**Goal**
Drop every picture and give the entries back exactly.
──────── Data entries
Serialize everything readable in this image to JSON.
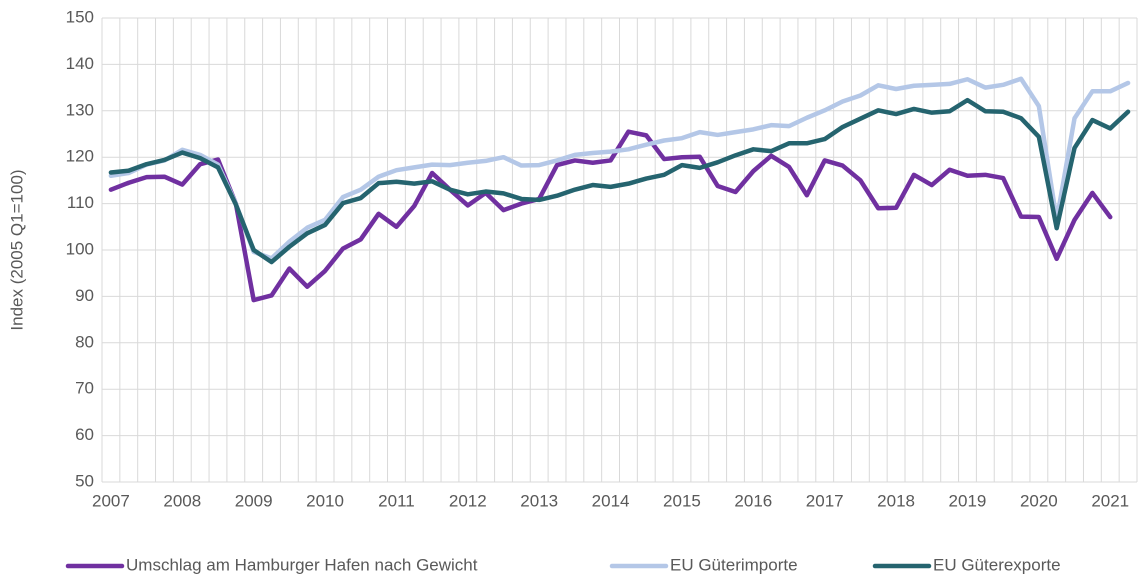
{
  "chart_data": {
    "type": "line",
    "y_label": "Index (2005 Q1=100)",
    "categories": [
      "2007",
      null,
      null,
      null,
      "2008",
      null,
      null,
      null,
      "2009",
      null,
      null,
      null,
      "2010",
      null,
      null,
      null,
      "2011",
      null,
      null,
      null,
      "2012",
      null,
      null,
      null,
      "2013",
      null,
      null,
      null,
      "2014",
      null,
      null,
      null,
      "2015",
      null,
      null,
      null,
      "2016",
      null,
      null,
      null,
      "2017",
      null,
      null,
      null,
      "2018",
      null,
      null,
      null,
      "2019",
      null,
      null,
      null,
      "2020",
      null,
      null,
      null,
      "2021",
      null
    ],
    "ylim": [
      50,
      150
    ],
    "yticks": [
      50,
      60,
      70,
      80,
      90,
      100,
      110,
      120,
      130,
      140,
      150
    ],
    "grid": true,
    "legend": "bottom",
    "series": [
      {
        "name": "Umschlag am Hamburger Hafen nach Gewicht",
        "color": "#7030a0",
        "values": [
          113,
          114.5,
          115.7,
          115.8,
          114.1,
          118.5,
          119.5,
          110,
          89.2,
          90.2,
          96,
          92.1,
          95.5,
          100.3,
          102.3,
          107.8,
          105,
          109.5,
          116.6,
          113,
          109.6,
          112.3,
          108.6,
          110,
          111,
          118.3,
          119.3,
          118.8,
          119.3,
          125.5,
          124.7,
          119.6,
          120,
          120.1,
          113.8,
          112.5,
          117,
          120.3,
          117.9,
          111.8,
          119.3,
          118.2,
          115,
          109,
          109.1,
          116.2,
          114,
          117.3,
          116,
          116.2,
          115.5,
          107.2,
          107.1,
          98.1,
          106.5,
          112.3,
          107.1,
          null
        ]
      },
      {
        "name": "EU Güterimporte",
        "color": "#b4c7e7",
        "values": [
          116,
          116.6,
          118.4,
          119.3,
          121.6,
          120.5,
          118.4,
          110,
          99.6,
          98.2,
          101.8,
          104.8,
          106.5,
          111.4,
          113,
          115.8,
          117.2,
          117.8,
          118.4,
          118.3,
          118.8,
          119.2,
          120,
          118.2,
          118.3,
          119.3,
          120.5,
          120.9,
          121.2,
          121.7,
          122.7,
          123.6,
          124.1,
          125.4,
          124.8,
          125.4,
          126,
          126.9,
          126.7,
          128.5,
          130.1,
          132,
          133.3,
          135.5,
          134.7,
          135.4,
          135.6,
          135.8,
          136.8,
          135,
          135.6,
          136.9,
          131,
          106.5,
          128.4,
          134.2,
          134.2,
          136
        ]
      },
      {
        "name": "EU Güterexporte",
        "color": "#25646f",
        "values": [
          116.7,
          117.1,
          118.5,
          119.4,
          121,
          119.8,
          117.8,
          109.8,
          100,
          97.4,
          100.7,
          103.6,
          105.4,
          110.1,
          111.2,
          114.4,
          114.7,
          114.3,
          114.8,
          113,
          112,
          112.6,
          112.2,
          111,
          110.8,
          111.7,
          113,
          114,
          113.6,
          114.3,
          115.4,
          116.2,
          118.3,
          117.7,
          118.9,
          120.4,
          121.7,
          121.3,
          123,
          123,
          123.9,
          126.5,
          128.3,
          130.1,
          129.3,
          130.4,
          129.6,
          129.9,
          132.3,
          129.9,
          129.8,
          128.4,
          124.4,
          104.7,
          122,
          128,
          126.2,
          129.8
        ]
      }
    ]
  }
}
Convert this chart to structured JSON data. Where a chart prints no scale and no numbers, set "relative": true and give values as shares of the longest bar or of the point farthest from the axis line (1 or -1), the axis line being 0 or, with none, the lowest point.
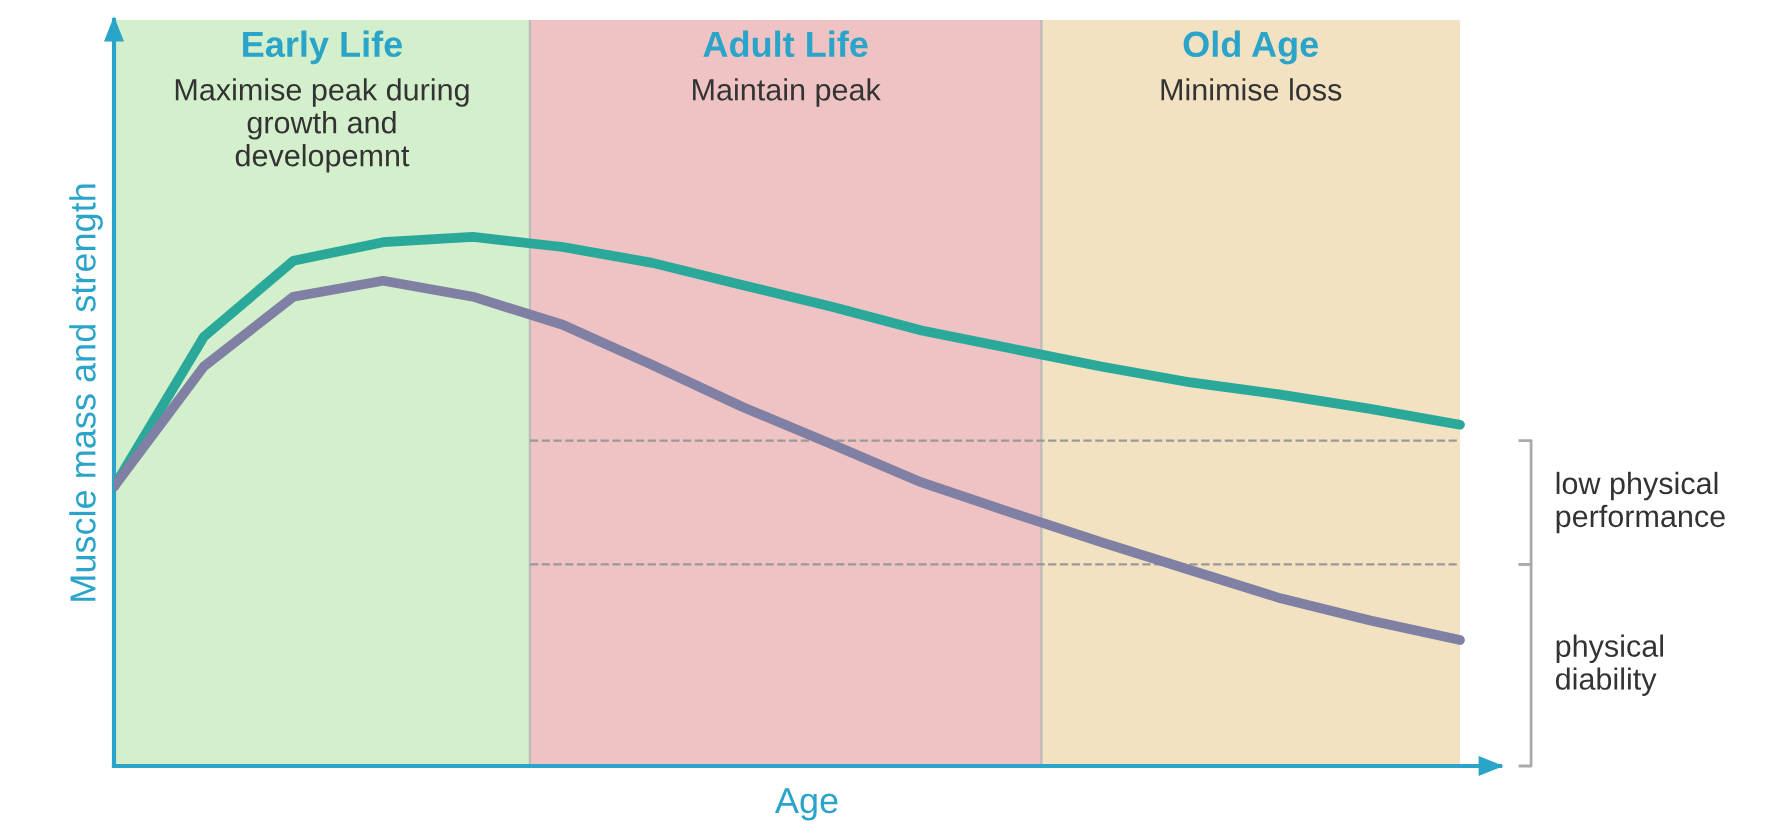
{
  "chart_data": {
    "type": "line",
    "relative": true,
    "xlabel": "Age",
    "ylabel": "Muscle mass and strength",
    "categories": [
      null,
      null,
      null,
      null,
      null,
      null,
      null,
      null,
      null,
      null,
      null,
      null,
      null,
      null,
      null,
      null
    ],
    "series": [
      {
        "color": "#2aa89a",
        "values": [
          0.528,
          0.811,
          0.955,
          0.99,
          1.0,
          0.981,
          0.951,
          0.909,
          0.868,
          0.823,
          0.789,
          0.755,
          0.725,
          0.702,
          0.675,
          0.645
        ]
      },
      {
        "color": "#7f80a4",
        "values": [
          0.528,
          0.755,
          0.887,
          0.917,
          0.887,
          0.834,
          0.758,
          0.679,
          0.608,
          0.536,
          0.479,
          0.423,
          0.37,
          0.317,
          0.275,
          0.238
        ]
      }
    ],
    "annotations": [
      "Early Life\nMaximise peak during\ngrowth and\ndevelopemnt",
      "Adult Life\nMaintain peak",
      "Old Age\nMinimise loss",
      "low physical\nperformance",
      "physical\ndiability"
    ],
    "ref_lines": [
      {
        "axis": "y",
        "value": 0.615,
        "color": "#999999",
        "line_style": "dashed"
      },
      {
        "axis": "y",
        "value": 0.381,
        "color": "#999999",
        "line_style": "dashed"
      }
    ],
    "legend": false,
    "grid": false
  }
}
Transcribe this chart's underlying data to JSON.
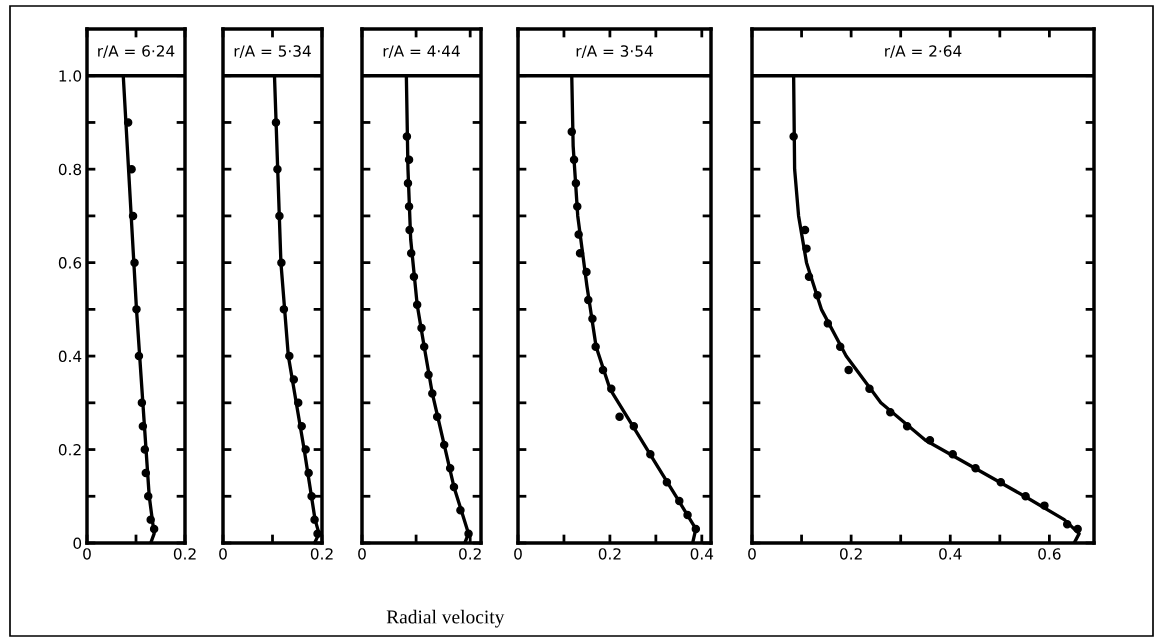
────────────────
**Result of this exercise**
Serialize everything readable in this image to JSON.
{
  "chart_data": {
    "type": "line",
    "y_label": "Index (2005 Q1=100)",
    "categories": [
      "2007",
      null,
      null,
      null,
      "2008",
      null,
      null,
      null,
      "2009",
      null,
      null,
      null,
      "2010",
      null,
      null,
      null,
      "2011",
      null,
      null,
      null,
      "2012",
      null,
      null,
      null,
      "2013",
      null,
      null,
      null,
      "2014",
      null,
      null,
      null,
      "2015",
      null,
      null,
      null,
      "2016",
      null,
      null,
      null,
      "2017",
      null,
      null,
      null,
      "2018",
      null,
      null,
      null,
      "2019",
      null,
      null,
      null,
      "2020",
      null,
      null,
      null,
      "2021",
      null
    ],
    "ylim": [
      50,
      150
    ],
    "yticks": [
      50,
      60,
      70,
      80,
      90,
      100,
      110,
      120,
      130,
      140,
      150
    ],
    "grid": true,
    "legend": "bottom",
    "series": [
      {
        "name": "Umschlag am Hamburger Hafen nach Gewicht",
        "color": "#7030a0",
        "values": [
          113,
          114.5,
          115.7,
          115.8,
          114.1,
          118.5,
          119.5,
          110,
          89.2,
          90.2,
          96,
          92.1,
          95.5,
          100.3,
          102.3,
          107.8,
          105,
          109.5,
          116.6,
          113,
          109.6,
          112.3,
          108.6,
          110,
          111,
          118.3,
          119.3,
          118.8,
          119.3,
          125.5,
          124.7,
          119.6,
          120,
          120.1,
          113.8,
          112.5,
          117,
          120.3,
          117.9,
          111.8,
          119.3,
          118.2,
          115,
          109,
          109.1,
          116.2,
          114,
          117.3,
          116,
          116.2,
          115.5,
          107.2,
          107.1,
          98.1,
          106.5,
          112.3,
          107.1,
          null
        ]
      },
      {
        "name": "EU Güterimporte",
        "color": "#b4c7e7",
        "values": [
          116,
          116.6,
          118.4,
          119.3,
          121.6,
          120.5,
          118.4,
          110,
          99.6,
          98.2,
          101.8,
          104.8,
          106.5,
          111.4,
          113,
          115.8,
          117.2,
          117.8,
          118.4,
          118.3,
          118.8,
          119.2,
          120,
          118.2,
          118.3,
          119.3,
          120.5,
          120.9,
          121.2,
          121.7,
          122.7,
          123.6,
          124.1,
          125.4,
          124.8,
          125.4,
          126,
          126.9,
          126.7,
          128.5,
          130.1,
          132,
          133.3,
          135.5,
          134.7,
          135.4,
          135.6,
          135.8,
          136.8,
          135,
          135.6,
          136.9,
          131,
          106.5,
          128.4,
          134.2,
          134.2,
          136
        ]
      },
      {
        "name": "EU Güterexporte",
        "color": "#25646f",
        "values": [
          116.7,
          117.1,
          118.5,
          119.4,
          121,
          119.8,
          117.8,
          109.8,
          100,
          97.4,
          100.7,
          103.6,
          105.4,
          110.1,
          111.2,
          114.4,
          114.7,
          114.3,
          114.8,
          113,
          112,
          112.6,
          112.2,
          111,
          110.8,
          111.7,
          113,
          114,
          113.6,
          114.3,
          115.4,
          116.2,
          118.3,
          117.7,
          118.9,
          120.4,
          121.7,
          121.3,
          123,
          123,
          123.9,
          126.5,
          128.3,
          130.1,
          129.3,
          130.4,
          129.6,
          129.9,
          132.3,
          129.9,
          129.8,
          128.4,
          124.4,
          104.7,
          122,
          128,
          126.2,
          129.8
        ]
      }
    ]
  }
}
Convert this chart to structured JSON data. Where a chart prints no scale and no numbers, set "relative": true and give values as shares of the longest bar or of the point farthest from the axis line (1 or -1), the axis line being 0 or, with none, the lowest point.
{
  "chart_data": {
    "type": "line",
    "relative": true,
    "xlabel": "Age",
    "ylabel": "Muscle mass and strength",
    "categories": [
      null,
      null,
      null,
      null,
      null,
      null,
      null,
      null,
      null,
      null,
      null,
      null,
      null,
      null,
      null,
      null
    ],
    "series": [
      {
        "color": "#2aa89a",
        "values": [
          0.528,
          0.811,
          0.955,
          0.99,
          1.0,
          0.981,
          0.951,
          0.909,
          0.868,
          0.823,
          0.789,
          0.755,
          0.725,
          0.702,
          0.675,
          0.645
        ]
      },
      {
        "color": "#7f80a4",
        "values": [
          0.528,
          0.755,
          0.887,
          0.917,
          0.887,
          0.834,
          0.758,
          0.679,
          0.608,
          0.536,
          0.479,
          0.423,
          0.37,
          0.317,
          0.275,
          0.238
        ]
      }
    ],
    "annotations": [
      "Early Life\nMaximise peak during\ngrowth and\ndevelopemnt",
      "Adult Life\nMaintain peak",
      "Old Age\nMinimise loss",
      "low physical\nperformance",
      "physical\ndiability"
    ],
    "ref_lines": [
      {
        "axis": "y",
        "value": 0.615,
        "color": "#999999",
        "line_style": "dashed"
      },
      {
        "axis": "y",
        "value": 0.381,
        "color": "#999999",
        "line_style": "dashed"
      }
    ],
    "legend": false,
    "grid": false
  }
}
Transcribe this chart's underlying data to JSON.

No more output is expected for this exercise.